- [PROBLEM TO WORK ON] Repeat each entry exactly and drop the pictures.

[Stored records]
====================
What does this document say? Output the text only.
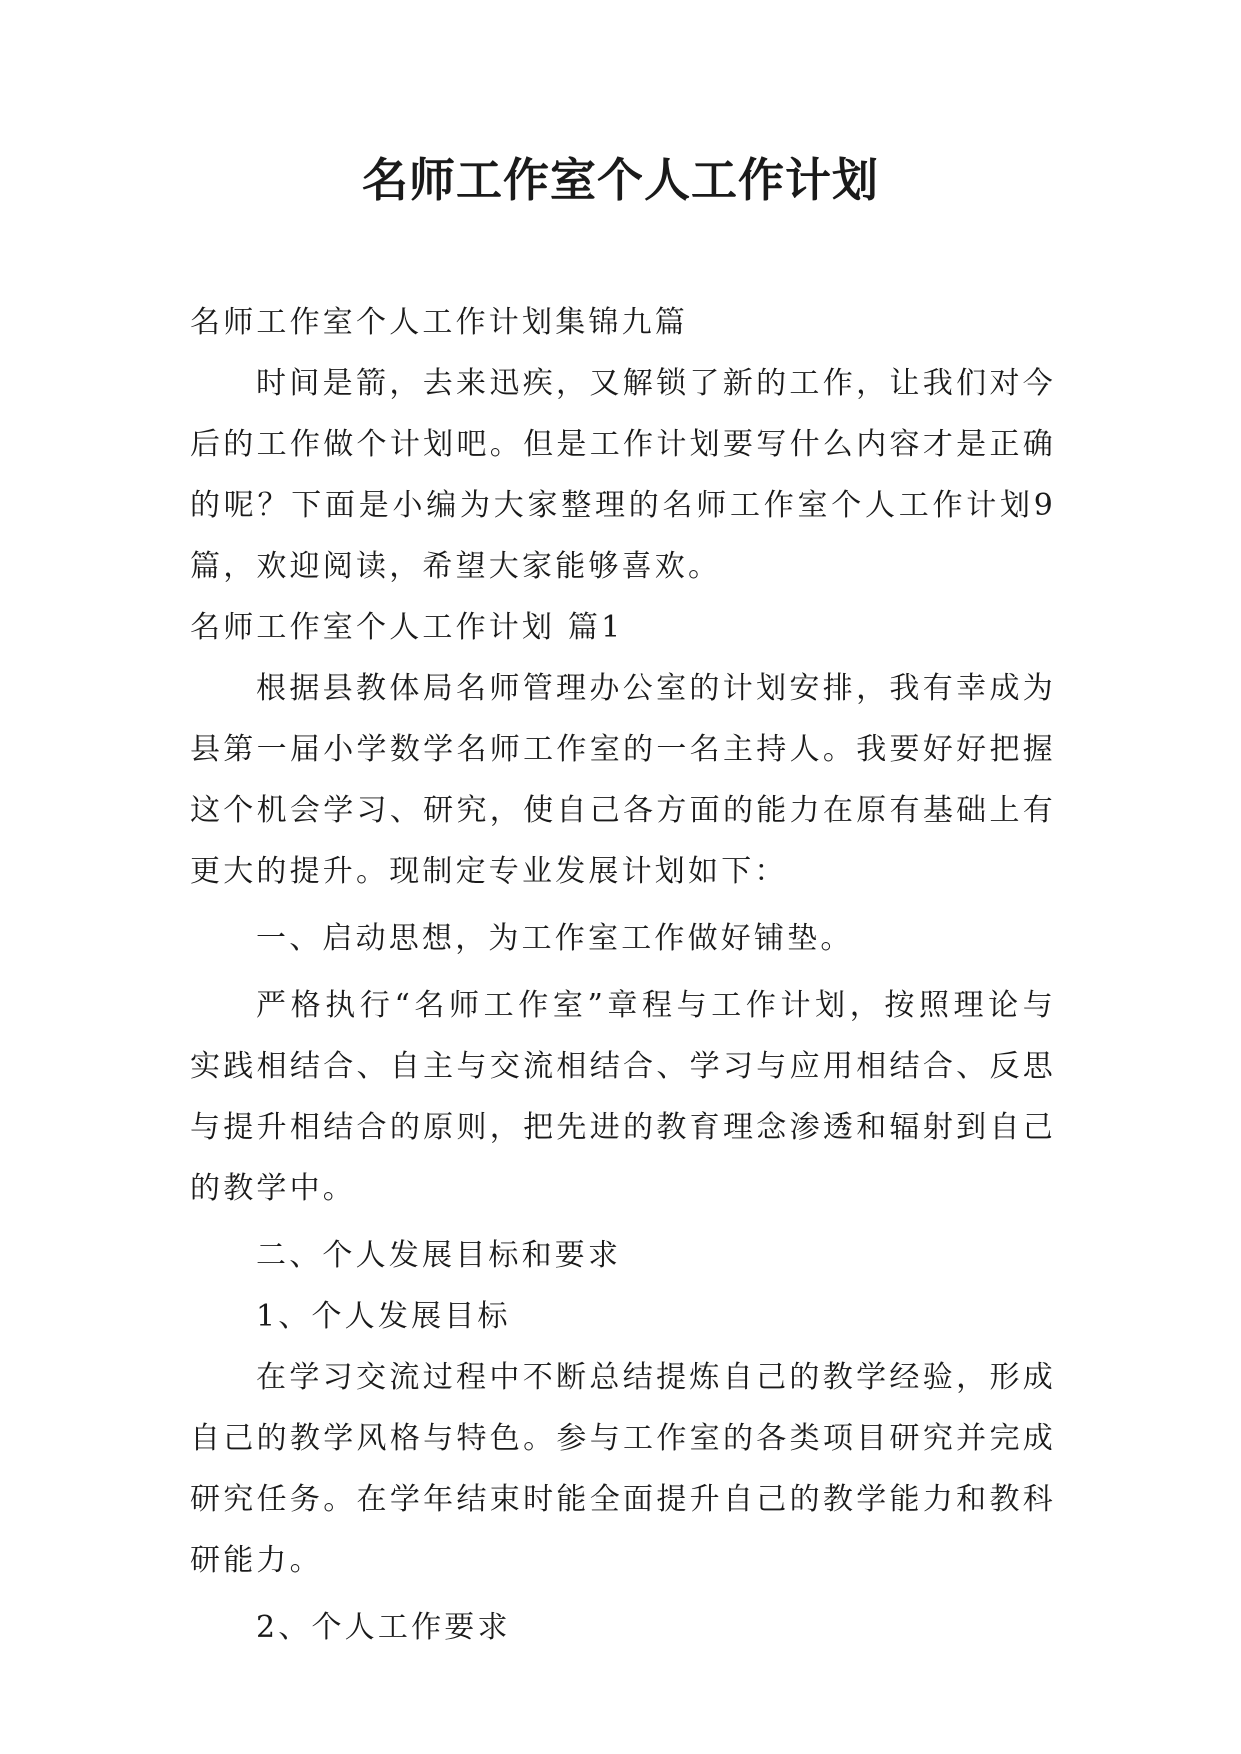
名师工作室个人工作计划

名师工作室个人工作计划集锦九篇

时间是箭，去来迅疾，又解锁了新的工作，让我们对今后的工作做个计划吧。但是工作计划要写什么内容才是正确的呢？下面是小编为大家整理的名师工作室个人工作计划9篇，欢迎阅读，希望大家能够喜欢。

名师工作室个人工作计划 篇1

根据县教体局名师管理办公室的计划安排，我有幸成为县第一届小学数学名师工作室的一名主持人。我要好好把握这个机会学习、研究，使自己各方面的能力在原有基础上有更大的提升。现制定专业发展计划如下：

一、启动思想，为工作室工作做好铺垫。

严格执行“名师工作室”章程与工作计划，按照理论与实践相结合、自主与交流相结合、学习与应用相结合、反思与提升相结合的原则，把先进的教育理念渗透和辐射到自己的教学中。

二、个人发展目标和要求

1、个人发展目标

在学习交流过程中不断总结提炼自己的教学经验，形成自己的教学风格与特色。参与工作室的各类项目研究并完成研究任务。在学年结束时能全面提升自己的教学能力和教科研能力。

2、个人工作要求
====================
- [WRITTEN SOLUTION]
What does this document say? Output the text only.
名师工作室个人工作计划

名师工作室个人工作计划集锦九篇

时间是箭，去来迅疾，又解锁了新的工作，让我们对今后的工作做个计划吧。但是工作计划要写什么内容才是正确的呢？下面是小编为大家整理的名师工作室个人工作计划9篇，欢迎阅读，希望大家能够喜欢。

名师工作室个人工作计划 篇1

根据县教体局名师管理办公室的计划安排，我有幸成为县第一届小学数学名师工作室的一名主持人。我要好好把握这个机会学习、研究，使自己各方面的能力在原有基础上有更大的提升。现制定专业发展计划如下：

一、启动思想，为工作室工作做好铺垫。

严格执行“名师工作室”章程与工作计划，按照理论与实践相结合、自主与交流相结合、学习与应用相结合、反思与提升相结合的原则，把先进的教育理念渗透和辐射到自己的教学中。

二、个人发展目标和要求

1、个人发展目标

在学习交流过程中不断总结提炼自己的教学经验，形成自己的教学风格与特色。参与工作室的各类项目研究并完成研究任务。在学年结束时能全面提升自己的教学能力和教科研能力。

2、个人工作要求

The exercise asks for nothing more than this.